## Work instructions
Retype the material below. Keep every word exactly as it is.

>> BEGIN Given data

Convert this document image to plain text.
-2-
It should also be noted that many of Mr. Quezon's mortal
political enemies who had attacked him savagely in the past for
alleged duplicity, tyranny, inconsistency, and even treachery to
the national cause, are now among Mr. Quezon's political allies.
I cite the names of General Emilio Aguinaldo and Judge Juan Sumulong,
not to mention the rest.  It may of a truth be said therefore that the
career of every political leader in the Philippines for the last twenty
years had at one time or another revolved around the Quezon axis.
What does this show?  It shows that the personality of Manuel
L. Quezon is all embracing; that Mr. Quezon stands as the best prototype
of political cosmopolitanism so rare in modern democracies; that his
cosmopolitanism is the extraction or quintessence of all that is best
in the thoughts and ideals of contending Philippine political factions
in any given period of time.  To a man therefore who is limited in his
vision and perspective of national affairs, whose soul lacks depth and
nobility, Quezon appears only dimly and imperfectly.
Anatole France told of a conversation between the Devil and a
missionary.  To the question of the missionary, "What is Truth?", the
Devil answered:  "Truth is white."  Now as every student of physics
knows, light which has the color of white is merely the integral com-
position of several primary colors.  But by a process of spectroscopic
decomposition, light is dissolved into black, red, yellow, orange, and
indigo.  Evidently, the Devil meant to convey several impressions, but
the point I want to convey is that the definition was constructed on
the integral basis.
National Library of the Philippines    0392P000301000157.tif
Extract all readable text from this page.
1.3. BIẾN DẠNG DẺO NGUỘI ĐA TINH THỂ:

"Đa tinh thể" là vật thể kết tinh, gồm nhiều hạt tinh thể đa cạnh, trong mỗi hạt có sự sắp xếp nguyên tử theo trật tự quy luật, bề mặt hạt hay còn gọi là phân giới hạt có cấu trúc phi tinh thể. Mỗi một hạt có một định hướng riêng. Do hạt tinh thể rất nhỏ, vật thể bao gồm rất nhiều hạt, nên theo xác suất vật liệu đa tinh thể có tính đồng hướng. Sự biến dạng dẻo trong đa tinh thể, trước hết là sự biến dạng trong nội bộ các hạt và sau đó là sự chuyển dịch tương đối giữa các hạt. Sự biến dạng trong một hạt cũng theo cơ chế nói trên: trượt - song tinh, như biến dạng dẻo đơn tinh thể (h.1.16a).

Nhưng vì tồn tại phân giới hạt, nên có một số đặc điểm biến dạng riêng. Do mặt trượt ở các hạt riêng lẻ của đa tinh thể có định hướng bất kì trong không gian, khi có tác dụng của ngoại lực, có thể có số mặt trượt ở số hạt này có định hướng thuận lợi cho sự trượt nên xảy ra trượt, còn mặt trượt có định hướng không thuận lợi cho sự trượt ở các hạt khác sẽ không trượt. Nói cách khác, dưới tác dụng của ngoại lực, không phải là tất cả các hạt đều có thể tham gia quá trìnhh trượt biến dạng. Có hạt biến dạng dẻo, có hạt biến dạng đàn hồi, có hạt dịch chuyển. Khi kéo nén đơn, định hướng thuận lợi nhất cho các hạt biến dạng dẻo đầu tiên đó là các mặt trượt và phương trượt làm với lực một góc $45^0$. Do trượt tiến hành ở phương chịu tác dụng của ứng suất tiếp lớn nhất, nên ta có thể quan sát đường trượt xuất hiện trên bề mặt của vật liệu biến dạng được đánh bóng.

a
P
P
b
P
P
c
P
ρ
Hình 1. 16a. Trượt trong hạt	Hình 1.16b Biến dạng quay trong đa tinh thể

>> END Given data

## Result
Convert this document image to plain text.
-2-
It should also be noted that many of Mr. Quezon's mortal
political enemies who had attacked him savagely in the past for
alleged duplicity, tyranny, inconsistency, and even treachery to
the national cause, are now among Mr. Quezon's political allies.
I cite the names of General Emilio Aguinaldo and Judge Juan Sumulong,
not to mention the rest.  It may of a truth be said therefore that the
career of every political leader in the Philippines for the last twenty
years had at one time or another revolved around the Quezon axis.
What does this show?  It shows that the personality of Manuel
L. Quezon is all embracing; that Mr. Quezon stands as the best prototype
of political cosmopolitanism so rare in modern democracies; that his
cosmopolitanism is the extraction or quintessence of all that is best
in the thoughts and ideals of contending Philippine political factions
in any given period of time.  To a man therefore who is limited in his
vision and perspective of national affairs, whose soul lacks depth and
nobility, Quezon appears only dimly and imperfectly.
Anatole France told of a conversation between the Devil and a
missionary.  To the question of the missionary, "What is Truth?", the
Devil answered:  "Truth is white."  Now as every student of physics
knows, light which has the color of white is merely the integral com-
position of several primary colors.  But by a process of spectroscopic
decomposition, light is dissolved into black, red, yellow, orange, and
indigo.  Evidently, the Devil meant to convey several impressions, but
the point I want to convey is that the definition was constructed on
the integral basis.
National Library of the Philippines    0392P000301000157.tif
Extract all readable text from this page.
1.3. BIẾN DẠNG DẺO NGUỘI ĐA TINH THỂ:

"Đa tinh thể" là vật thể kết tinh, gồm nhiều hạt tinh thể đa cạnh, trong mỗi hạt có sự sắp xếp nguyên tử theo trật tự quy luật, bề mặt hạt hay còn gọi là phân giới hạt có cấu trúc phi tinh thể. Mỗi một hạt có một định hướng riêng. Do hạt tinh thể rất nhỏ, vật thể bao gồm rất nhiều hạt, nên theo xác suất vật liệu đa tinh thể có tính đồng hướng. Sự biến dạng dẻo trong đa tinh thể, trước hết là sự biến dạng trong nội bộ các hạt và sau đó là sự chuyển dịch tương đối giữa các hạt. Sự biến dạng trong một hạt cũng theo cơ chế nói trên: trượt - song tinh, như biến dạng dẻo đơn tinh thể (h.1.16a).

Nhưng vì tồn tại phân giới hạt, nên có một số đặc điểm biến dạng riêng. Do mặt trượt ở các hạt riêng lẻ của đa tinh thể có định hướng bất kì trong không gian, khi có tác dụng của ngoại lực, có thể có số mặt trượt ở số hạt này có định hướng thuận lợi cho sự trượt nên xảy ra trượt, còn mặt trượt có định hướng không thuận lợi cho sự trượt ở các hạt khác sẽ không trượt. Nói cách khác, dưới tác dụng của ngoại lực, không phải là tất cả các hạt đều có thể tham gia quá trìnhh trượt biến dạng. Có hạt biến dạng dẻo, có hạt biến dạng đàn hồi, có hạt dịch chuyển. Khi kéo nén đơn, định hướng thuận lợi nhất cho các hạt biến dạng dẻo đầu tiên đó là các mặt trượt và phương trượt làm với lực một góc $45^0$. Do trượt tiến hành ở phương chịu tác dụng của ứng suất tiếp lớn nhất, nên ta có thể quan sát đường trượt xuất hiện trên bề mặt của vật liệu biến dạng được đánh bóng.

a
P
P
b
P
P
c
P
ρ
Hình 1. 16a. Trượt trong hạt	Hình 1.16b Biến dạng quay trong đa tinh thể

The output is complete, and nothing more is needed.